Excerpted From The Vermont Fish & Wildlife Newsletter, May 13, 2019
Vermont Fishing Report - Week Of May 13, 2019Lake Champlain
With the lake recently reaching a flood stage of 101-ft, the shallow waters of southern Lake Champlain (below the Champlain bridge) have been generally muddy from spring runoff, but the lake has started to drop and conditions are improving rapidly. Water temps have reached the high 50s along main lake shorelines, and low 60s in back bays.
Largemouth and smallmouth bass are starting to move and can be caught by targeting areas of clearer water in the backs of cattail marshes, around buckbrush, and along rocky shorelines leading into spawning bays. White chatterbaits and spinnerbaits, and squarebill rattling cranks have been working well.
Crappie have started moving towards spawning grounds and can be found around the mouths of most setbacks and culverts.

PARTS OF THE EXERCISE
**1)** In the fishing report, what lures have been working well for bass?
**2)** Repeat the part of the fishing report that opens with the words containing "Largemouth and smallmouth" and closes with "setbacks and culverts.".
The records that come next have no connection to the fishing report.

DATA RECORDS
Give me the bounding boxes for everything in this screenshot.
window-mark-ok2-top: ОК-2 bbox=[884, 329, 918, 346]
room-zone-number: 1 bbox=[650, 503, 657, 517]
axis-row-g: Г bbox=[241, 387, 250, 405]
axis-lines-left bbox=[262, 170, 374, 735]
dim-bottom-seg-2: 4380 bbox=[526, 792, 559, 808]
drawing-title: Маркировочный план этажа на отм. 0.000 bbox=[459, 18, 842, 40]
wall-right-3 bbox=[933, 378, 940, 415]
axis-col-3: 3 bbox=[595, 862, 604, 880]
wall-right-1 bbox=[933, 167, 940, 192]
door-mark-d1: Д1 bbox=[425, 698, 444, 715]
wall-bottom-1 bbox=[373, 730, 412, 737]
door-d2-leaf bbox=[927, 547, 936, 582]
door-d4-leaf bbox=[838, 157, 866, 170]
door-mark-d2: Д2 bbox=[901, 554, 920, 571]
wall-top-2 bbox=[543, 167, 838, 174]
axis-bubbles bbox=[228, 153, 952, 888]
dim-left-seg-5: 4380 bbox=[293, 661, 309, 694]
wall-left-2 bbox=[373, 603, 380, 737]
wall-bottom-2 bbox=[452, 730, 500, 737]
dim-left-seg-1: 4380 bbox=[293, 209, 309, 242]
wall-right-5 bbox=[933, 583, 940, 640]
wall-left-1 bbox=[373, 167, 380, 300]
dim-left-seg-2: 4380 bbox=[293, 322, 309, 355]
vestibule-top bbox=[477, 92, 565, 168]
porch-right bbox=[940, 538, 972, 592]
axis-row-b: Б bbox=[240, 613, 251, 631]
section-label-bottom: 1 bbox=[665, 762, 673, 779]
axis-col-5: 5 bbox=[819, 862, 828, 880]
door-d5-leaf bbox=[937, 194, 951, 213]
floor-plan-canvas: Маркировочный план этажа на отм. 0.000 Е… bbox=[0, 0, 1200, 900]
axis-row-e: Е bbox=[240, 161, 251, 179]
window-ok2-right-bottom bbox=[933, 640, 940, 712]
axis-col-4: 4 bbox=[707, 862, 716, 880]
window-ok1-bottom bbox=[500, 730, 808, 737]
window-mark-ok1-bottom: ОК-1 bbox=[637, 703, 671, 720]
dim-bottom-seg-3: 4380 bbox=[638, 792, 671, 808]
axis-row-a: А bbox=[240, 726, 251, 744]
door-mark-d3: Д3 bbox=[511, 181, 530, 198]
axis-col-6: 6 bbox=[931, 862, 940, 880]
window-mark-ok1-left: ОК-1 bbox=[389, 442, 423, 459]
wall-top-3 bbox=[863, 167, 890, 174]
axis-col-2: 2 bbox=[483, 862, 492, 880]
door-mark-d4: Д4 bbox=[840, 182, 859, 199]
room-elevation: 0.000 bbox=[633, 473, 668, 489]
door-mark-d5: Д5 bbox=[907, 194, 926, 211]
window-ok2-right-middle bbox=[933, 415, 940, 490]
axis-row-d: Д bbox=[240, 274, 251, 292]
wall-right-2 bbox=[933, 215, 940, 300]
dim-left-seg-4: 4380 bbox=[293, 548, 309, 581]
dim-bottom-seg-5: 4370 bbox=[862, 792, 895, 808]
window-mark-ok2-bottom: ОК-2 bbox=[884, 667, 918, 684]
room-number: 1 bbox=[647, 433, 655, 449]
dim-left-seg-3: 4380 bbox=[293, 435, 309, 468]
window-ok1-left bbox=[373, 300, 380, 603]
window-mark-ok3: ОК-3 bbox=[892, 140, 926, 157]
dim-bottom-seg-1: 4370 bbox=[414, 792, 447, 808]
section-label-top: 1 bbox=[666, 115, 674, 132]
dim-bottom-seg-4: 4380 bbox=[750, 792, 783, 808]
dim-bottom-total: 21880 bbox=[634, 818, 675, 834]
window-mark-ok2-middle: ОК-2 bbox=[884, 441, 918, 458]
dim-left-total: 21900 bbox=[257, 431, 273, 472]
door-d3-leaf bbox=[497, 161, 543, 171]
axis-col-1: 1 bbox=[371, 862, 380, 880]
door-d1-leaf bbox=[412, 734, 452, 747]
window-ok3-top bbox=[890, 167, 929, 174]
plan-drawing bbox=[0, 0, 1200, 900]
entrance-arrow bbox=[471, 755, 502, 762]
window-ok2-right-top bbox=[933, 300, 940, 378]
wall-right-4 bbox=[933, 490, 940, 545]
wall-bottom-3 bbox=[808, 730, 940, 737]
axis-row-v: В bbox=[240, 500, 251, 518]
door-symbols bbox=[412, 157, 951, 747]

ANSWERS BELOW
**1)** White chatterbaits and spinnerbaits, and squarebill rattling cranks have been working well.

**2)**
Largemouth and smallmouth bass are starting to move and can be caught by targeting areas of clearer water in the backs of cattail marshes, around buckbrush, and along rocky shorelines leading into spawning bays. White chatterbaits and spinnerbaits, and squarebill rattling cranks have been working well.
Crappie have started moving towards spawning grounds and can be found around the mouths of most setbacks and culverts.